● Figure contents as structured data
........

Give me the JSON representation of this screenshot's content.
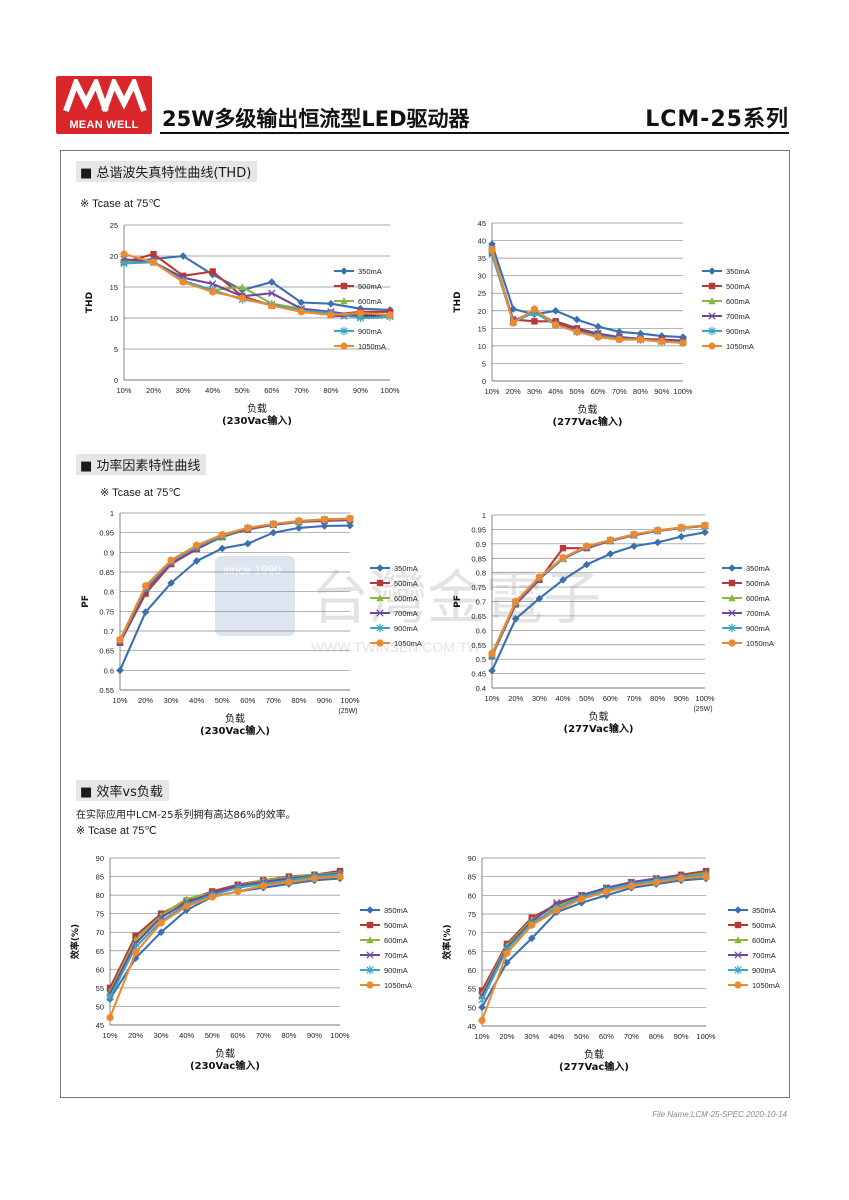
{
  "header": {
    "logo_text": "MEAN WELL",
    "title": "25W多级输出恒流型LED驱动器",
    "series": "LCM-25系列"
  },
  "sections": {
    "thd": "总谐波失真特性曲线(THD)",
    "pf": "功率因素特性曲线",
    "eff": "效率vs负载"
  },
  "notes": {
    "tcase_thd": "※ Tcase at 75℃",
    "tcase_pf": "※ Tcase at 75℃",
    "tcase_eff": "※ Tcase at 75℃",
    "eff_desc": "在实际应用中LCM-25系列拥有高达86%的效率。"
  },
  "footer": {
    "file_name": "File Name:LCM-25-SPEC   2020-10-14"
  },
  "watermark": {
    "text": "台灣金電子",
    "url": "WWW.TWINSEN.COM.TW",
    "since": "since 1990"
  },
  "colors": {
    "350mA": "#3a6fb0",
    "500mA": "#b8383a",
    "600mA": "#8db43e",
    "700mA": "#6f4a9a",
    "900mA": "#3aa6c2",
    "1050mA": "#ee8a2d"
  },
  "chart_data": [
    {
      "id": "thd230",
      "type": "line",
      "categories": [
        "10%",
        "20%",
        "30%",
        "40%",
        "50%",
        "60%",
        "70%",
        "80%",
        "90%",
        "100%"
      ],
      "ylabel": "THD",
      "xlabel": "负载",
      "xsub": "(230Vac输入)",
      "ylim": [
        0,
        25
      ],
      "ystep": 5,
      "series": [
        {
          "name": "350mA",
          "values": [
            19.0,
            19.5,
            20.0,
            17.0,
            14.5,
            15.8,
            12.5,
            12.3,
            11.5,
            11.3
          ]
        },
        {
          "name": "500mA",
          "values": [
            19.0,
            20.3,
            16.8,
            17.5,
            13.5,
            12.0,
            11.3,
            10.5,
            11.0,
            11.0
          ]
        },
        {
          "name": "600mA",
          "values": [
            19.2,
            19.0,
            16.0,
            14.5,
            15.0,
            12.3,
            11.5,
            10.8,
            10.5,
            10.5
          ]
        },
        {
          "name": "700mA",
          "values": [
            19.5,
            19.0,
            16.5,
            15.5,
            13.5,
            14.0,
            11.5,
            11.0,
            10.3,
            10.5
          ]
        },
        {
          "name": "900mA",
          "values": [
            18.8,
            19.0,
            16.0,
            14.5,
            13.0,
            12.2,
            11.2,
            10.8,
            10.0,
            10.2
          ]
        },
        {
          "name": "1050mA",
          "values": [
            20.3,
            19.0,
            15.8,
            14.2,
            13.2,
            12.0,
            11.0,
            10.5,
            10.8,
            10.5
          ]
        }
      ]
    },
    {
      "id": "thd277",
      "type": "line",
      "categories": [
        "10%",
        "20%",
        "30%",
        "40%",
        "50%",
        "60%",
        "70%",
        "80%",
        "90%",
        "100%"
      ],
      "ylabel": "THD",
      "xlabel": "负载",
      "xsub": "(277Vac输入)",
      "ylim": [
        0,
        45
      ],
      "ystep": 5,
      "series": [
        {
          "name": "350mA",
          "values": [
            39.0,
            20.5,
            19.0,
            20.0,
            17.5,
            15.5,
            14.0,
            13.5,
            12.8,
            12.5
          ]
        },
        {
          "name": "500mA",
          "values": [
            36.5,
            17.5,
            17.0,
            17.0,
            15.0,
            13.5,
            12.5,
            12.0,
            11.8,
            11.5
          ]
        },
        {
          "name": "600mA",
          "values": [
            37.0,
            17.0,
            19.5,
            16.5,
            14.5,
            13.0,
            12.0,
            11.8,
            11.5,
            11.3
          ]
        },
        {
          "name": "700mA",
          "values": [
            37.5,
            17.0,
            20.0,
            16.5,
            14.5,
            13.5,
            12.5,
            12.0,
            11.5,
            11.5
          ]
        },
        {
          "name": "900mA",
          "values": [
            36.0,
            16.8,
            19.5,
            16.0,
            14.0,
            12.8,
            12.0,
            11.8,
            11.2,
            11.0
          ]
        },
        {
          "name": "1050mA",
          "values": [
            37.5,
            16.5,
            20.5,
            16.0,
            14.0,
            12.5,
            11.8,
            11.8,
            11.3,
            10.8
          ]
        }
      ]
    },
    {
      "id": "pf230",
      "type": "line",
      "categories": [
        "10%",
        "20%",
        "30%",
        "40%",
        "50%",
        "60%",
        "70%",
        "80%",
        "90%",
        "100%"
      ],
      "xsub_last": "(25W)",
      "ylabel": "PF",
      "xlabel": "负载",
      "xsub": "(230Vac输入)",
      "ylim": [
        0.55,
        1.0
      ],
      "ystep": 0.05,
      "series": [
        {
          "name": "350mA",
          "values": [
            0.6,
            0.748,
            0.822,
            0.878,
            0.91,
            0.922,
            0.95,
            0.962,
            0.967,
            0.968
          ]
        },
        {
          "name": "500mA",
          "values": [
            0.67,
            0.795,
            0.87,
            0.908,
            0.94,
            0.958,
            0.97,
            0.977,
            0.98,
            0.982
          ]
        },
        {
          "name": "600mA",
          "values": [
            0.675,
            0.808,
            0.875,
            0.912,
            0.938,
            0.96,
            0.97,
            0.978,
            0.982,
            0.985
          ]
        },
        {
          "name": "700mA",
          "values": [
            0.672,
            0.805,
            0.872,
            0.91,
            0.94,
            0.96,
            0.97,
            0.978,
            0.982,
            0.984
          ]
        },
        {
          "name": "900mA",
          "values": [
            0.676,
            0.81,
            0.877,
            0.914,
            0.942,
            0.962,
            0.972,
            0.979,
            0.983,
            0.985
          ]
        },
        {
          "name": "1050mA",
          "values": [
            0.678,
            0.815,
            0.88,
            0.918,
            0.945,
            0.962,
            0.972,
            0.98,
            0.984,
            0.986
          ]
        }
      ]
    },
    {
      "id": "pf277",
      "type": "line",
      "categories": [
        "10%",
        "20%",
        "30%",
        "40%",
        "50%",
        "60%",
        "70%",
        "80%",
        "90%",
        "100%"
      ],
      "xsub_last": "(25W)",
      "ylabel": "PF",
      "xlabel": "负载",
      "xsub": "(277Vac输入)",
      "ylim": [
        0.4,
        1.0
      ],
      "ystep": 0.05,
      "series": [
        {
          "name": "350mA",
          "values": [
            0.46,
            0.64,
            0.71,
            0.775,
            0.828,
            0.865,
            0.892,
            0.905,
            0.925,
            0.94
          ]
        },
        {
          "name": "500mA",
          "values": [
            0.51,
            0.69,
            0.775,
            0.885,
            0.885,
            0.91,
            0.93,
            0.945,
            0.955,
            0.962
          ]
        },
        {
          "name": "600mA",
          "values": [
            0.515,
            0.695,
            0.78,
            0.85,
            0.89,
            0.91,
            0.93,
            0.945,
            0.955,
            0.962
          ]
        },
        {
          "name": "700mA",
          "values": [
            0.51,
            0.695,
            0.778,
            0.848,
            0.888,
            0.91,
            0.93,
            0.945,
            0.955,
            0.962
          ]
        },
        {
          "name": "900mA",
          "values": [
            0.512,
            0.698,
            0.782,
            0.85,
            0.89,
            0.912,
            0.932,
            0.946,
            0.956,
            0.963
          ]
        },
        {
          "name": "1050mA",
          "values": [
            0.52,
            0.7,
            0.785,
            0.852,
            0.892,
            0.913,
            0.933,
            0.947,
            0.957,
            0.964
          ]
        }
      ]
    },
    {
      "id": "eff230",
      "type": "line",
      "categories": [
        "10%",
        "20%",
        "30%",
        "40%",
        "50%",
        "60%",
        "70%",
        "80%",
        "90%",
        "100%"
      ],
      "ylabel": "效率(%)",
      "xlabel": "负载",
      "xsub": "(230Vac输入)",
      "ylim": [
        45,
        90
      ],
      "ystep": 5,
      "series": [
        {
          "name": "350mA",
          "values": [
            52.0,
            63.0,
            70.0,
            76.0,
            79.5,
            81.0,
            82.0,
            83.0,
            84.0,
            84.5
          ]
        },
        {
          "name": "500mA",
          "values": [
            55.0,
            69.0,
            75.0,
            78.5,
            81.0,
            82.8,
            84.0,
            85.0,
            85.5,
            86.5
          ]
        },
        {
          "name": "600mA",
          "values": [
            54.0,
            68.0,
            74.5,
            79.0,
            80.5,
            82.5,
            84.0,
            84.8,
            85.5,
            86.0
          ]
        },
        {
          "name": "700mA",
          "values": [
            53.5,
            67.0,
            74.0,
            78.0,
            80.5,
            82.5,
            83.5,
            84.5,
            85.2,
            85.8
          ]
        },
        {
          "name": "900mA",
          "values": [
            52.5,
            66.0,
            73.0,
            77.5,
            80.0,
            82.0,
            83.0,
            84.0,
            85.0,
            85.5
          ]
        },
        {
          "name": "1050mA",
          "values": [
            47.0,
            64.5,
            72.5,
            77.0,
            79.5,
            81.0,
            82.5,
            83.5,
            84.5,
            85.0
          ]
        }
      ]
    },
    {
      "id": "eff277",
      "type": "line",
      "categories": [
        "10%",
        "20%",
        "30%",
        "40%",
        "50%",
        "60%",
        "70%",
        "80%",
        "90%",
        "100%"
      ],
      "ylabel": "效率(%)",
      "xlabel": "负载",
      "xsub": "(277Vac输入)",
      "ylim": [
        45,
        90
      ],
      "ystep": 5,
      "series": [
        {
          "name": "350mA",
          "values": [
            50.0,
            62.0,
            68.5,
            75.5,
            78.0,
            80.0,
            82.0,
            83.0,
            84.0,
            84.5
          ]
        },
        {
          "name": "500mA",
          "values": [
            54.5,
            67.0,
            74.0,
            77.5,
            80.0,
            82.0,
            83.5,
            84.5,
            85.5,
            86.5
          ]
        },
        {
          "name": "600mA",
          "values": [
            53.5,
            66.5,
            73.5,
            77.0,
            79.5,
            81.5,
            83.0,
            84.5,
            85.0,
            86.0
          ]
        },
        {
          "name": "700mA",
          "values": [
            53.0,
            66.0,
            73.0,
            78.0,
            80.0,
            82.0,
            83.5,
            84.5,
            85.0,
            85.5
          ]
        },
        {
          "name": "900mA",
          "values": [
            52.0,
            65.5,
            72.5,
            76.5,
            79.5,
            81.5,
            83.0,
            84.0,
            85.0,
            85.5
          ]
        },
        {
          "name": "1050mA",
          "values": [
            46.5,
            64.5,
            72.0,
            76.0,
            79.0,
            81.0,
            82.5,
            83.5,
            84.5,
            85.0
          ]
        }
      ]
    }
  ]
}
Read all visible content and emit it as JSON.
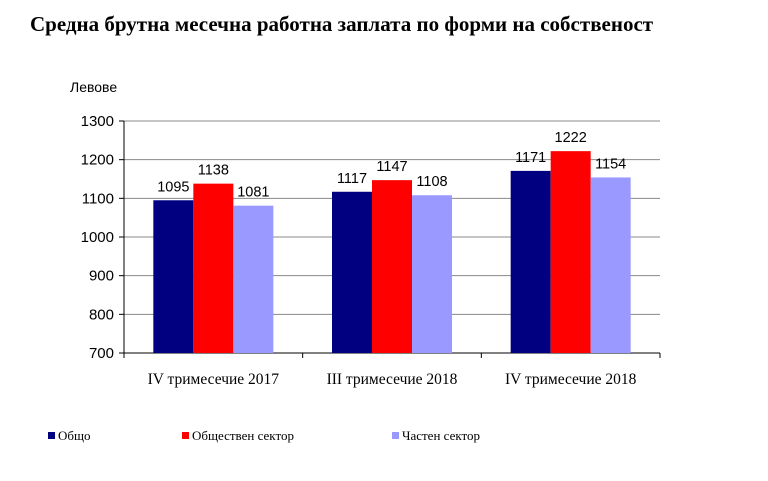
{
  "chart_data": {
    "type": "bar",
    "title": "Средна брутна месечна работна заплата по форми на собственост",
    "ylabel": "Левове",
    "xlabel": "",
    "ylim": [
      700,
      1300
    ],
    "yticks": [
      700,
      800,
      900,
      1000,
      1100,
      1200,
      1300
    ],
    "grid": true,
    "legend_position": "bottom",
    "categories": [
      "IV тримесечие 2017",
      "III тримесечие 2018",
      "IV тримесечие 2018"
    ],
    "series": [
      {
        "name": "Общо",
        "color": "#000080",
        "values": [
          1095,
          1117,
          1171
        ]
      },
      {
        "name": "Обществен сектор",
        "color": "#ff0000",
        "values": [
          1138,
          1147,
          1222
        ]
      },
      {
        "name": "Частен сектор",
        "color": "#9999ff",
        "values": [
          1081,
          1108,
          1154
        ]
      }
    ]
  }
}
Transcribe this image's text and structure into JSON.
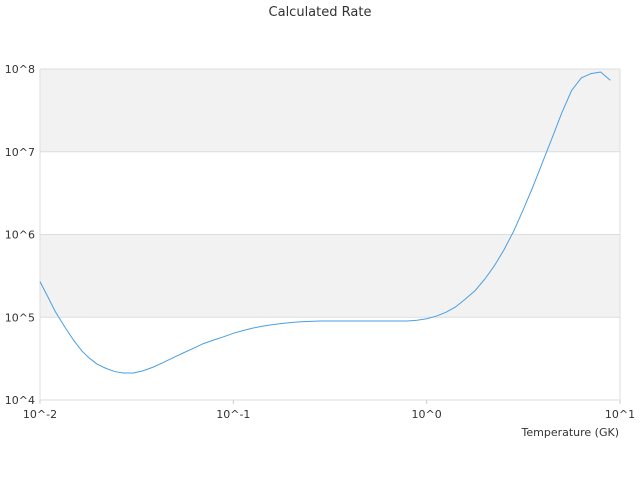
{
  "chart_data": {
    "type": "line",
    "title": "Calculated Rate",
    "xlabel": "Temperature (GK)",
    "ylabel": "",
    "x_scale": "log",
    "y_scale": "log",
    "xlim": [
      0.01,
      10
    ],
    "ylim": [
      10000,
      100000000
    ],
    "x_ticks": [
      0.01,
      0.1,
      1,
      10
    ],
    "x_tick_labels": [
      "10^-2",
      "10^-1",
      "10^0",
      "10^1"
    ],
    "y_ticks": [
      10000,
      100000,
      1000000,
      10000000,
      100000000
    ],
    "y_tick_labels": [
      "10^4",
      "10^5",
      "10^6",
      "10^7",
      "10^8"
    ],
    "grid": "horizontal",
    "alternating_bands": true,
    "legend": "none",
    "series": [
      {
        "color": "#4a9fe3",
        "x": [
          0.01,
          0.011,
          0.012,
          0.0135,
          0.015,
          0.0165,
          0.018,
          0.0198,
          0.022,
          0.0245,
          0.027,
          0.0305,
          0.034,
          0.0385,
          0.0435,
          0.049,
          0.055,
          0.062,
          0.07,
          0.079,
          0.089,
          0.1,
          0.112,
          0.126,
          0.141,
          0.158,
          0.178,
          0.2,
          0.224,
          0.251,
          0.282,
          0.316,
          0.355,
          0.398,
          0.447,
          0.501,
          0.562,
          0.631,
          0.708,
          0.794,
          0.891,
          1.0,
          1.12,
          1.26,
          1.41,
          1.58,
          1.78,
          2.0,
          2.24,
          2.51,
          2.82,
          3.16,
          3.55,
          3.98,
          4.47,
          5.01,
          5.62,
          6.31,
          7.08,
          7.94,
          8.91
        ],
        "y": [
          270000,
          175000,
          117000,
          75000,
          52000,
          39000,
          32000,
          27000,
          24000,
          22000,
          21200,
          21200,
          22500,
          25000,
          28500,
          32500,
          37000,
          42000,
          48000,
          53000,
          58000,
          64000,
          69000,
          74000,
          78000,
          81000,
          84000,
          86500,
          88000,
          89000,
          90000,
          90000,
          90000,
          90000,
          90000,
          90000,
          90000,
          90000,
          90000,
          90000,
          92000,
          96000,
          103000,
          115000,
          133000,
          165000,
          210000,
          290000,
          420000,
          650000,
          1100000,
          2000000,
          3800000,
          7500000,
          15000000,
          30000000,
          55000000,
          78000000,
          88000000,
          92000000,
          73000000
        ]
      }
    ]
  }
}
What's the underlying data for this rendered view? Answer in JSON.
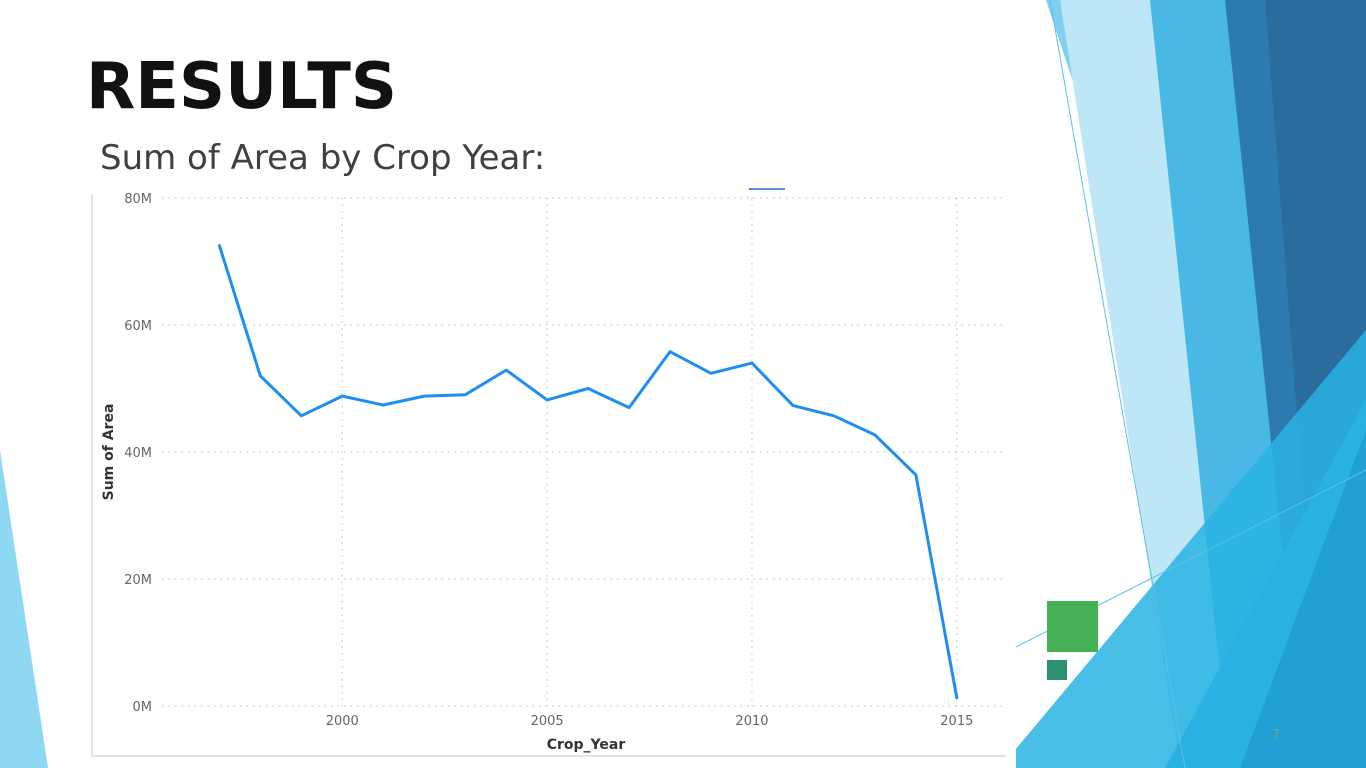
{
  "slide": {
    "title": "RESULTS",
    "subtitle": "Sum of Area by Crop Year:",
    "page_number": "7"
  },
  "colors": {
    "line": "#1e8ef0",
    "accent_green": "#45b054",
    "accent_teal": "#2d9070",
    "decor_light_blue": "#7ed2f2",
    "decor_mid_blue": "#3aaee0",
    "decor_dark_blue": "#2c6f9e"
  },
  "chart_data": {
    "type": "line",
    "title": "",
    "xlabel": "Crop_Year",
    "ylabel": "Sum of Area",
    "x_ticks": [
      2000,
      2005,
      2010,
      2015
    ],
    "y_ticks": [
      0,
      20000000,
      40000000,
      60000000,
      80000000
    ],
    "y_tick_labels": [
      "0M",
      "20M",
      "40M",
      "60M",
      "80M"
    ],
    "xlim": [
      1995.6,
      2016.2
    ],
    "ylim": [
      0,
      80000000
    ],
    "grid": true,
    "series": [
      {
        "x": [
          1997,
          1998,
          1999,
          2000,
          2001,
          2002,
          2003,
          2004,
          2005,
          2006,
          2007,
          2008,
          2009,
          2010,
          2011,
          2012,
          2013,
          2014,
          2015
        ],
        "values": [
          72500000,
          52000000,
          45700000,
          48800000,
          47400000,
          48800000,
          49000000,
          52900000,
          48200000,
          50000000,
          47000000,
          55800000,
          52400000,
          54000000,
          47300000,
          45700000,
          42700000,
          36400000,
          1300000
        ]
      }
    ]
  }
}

........

● Task directions
Copy exactly the lines from the line containing "What's the underlying" through the last line of the records above, both included, and leave out any pictures.

● Solution for this problem
What's the underlying data for this rendered view? Answer in JSON.
{
  "slide": {
    "title": "RESULTS",
    "subtitle": "Sum of Area by Crop Year:",
    "page_number": "7"
  },
  "colors": {
    "line": "#1e8ef0",
    "accent_green": "#45b054",
    "accent_teal": "#2d9070",
    "decor_light_blue": "#7ed2f2",
    "decor_mid_blue": "#3aaee0",
    "decor_dark_blue": "#2c6f9e"
  },
  "chart_data": {
    "type": "line",
    "title": "",
    "xlabel": "Crop_Year",
    "ylabel": "Sum of Area",
    "x_ticks": [
      2000,
      2005,
      2010,
      2015
    ],
    "y_ticks": [
      0,
      20000000,
      40000000,
      60000000,
      80000000
    ],
    "y_tick_labels": [
      "0M",
      "20M",
      "40M",
      "60M",
      "80M"
    ],
    "xlim": [
      1995.6,
      2016.2
    ],
    "ylim": [
      0,
      80000000
    ],
    "grid": true,
    "series": [
      {
        "x": [
          1997,
          1998,
          1999,
          2000,
          2001,
          2002,
          2003,
          2004,
          2005,
          2006,
          2007,
          2008,
          2009,
          2010,
          2011,
          2012,
          2013,
          2014,
          2015
        ],
        "values": [
          72500000,
          52000000,
          45700000,
          48800000,
          47400000,
          48800000,
          49000000,
          52900000,
          48200000,
          50000000,
          47000000,
          55800000,
          52400000,
          54000000,
          47300000,
          45700000,
          42700000,
          36400000,
          1300000
        ]
      }
    ]
  }
}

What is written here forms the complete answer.